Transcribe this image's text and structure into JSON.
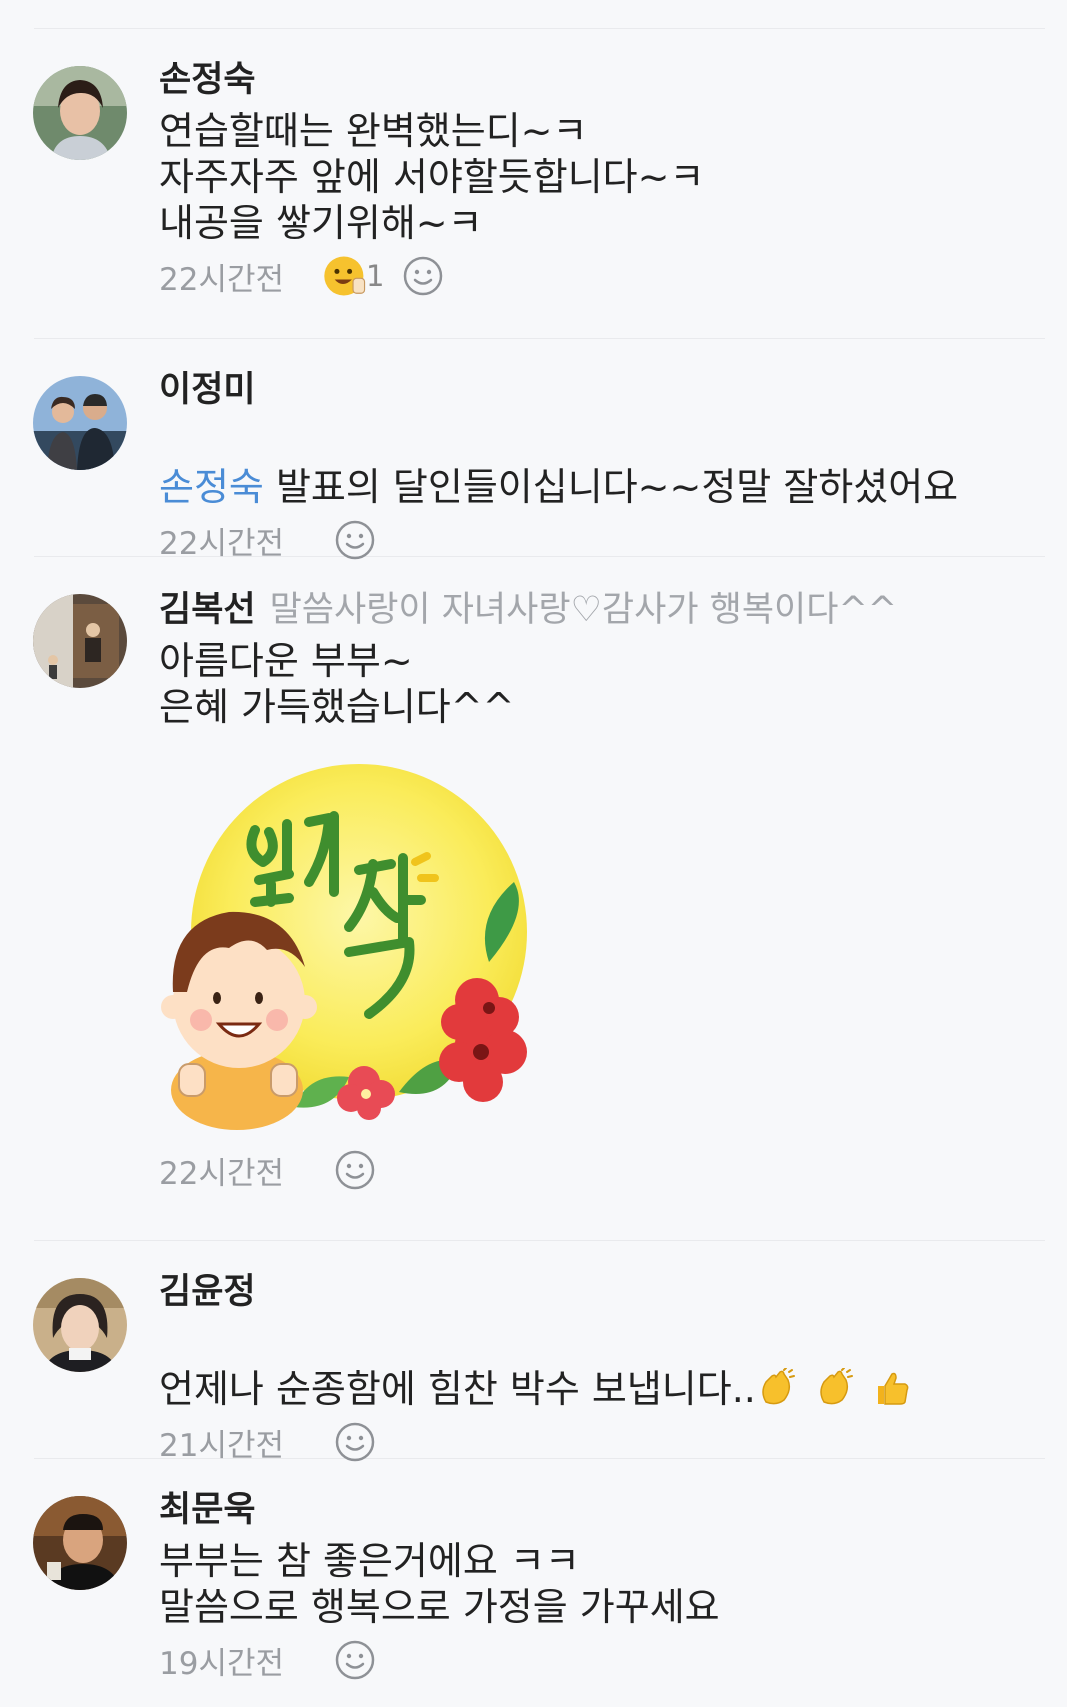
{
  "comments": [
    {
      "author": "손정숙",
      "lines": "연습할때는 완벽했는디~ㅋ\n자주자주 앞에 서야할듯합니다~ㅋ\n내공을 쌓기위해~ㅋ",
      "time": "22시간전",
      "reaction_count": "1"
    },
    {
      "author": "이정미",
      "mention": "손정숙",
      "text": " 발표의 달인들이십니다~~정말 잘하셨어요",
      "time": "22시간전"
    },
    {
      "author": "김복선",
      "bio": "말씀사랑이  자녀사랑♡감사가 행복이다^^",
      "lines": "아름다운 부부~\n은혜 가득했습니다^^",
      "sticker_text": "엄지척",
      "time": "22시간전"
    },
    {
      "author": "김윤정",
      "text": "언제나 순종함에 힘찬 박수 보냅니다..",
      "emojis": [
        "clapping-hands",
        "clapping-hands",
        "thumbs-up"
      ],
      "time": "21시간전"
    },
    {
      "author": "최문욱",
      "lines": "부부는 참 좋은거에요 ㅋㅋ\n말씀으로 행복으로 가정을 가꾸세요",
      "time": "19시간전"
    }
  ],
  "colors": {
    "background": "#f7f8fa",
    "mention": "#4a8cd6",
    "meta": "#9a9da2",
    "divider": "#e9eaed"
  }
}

The problem: Except for the pictures, copy every line of the records above exactly.

Output of the task:
Transcribe this image's text and structure into JSON.
{
  "comments": [
    {
      "author": "손정숙",
      "lines": "연습할때는 완벽했는디~ㅋ\n자주자주 앞에 서야할듯합니다~ㅋ\n내공을 쌓기위해~ㅋ",
      "time": "22시간전",
      "reaction_count": "1"
    },
    {
      "author": "이정미",
      "mention": "손정숙",
      "text": " 발표의 달인들이십니다~~정말 잘하셨어요",
      "time": "22시간전"
    },
    {
      "author": "김복선",
      "bio": "말씀사랑이  자녀사랑♡감사가 행복이다^^",
      "lines": "아름다운 부부~\n은혜 가득했습니다^^",
      "sticker_text": "엄지척",
      "time": "22시간전"
    },
    {
      "author": "김윤정",
      "text": "언제나 순종함에 힘찬 박수 보냅니다..",
      "emojis": [
        "clapping-hands",
        "clapping-hands",
        "thumbs-up"
      ],
      "time": "21시간전"
    },
    {
      "author": "최문욱",
      "lines": "부부는 참 좋은거에요 ㅋㅋ\n말씀으로 행복으로 가정을 가꾸세요",
      "time": "19시간전"
    }
  ],
  "colors": {
    "background": "#f7f8fa",
    "mention": "#4a8cd6",
    "meta": "#9a9da2",
    "divider": "#e9eaed"
  }
}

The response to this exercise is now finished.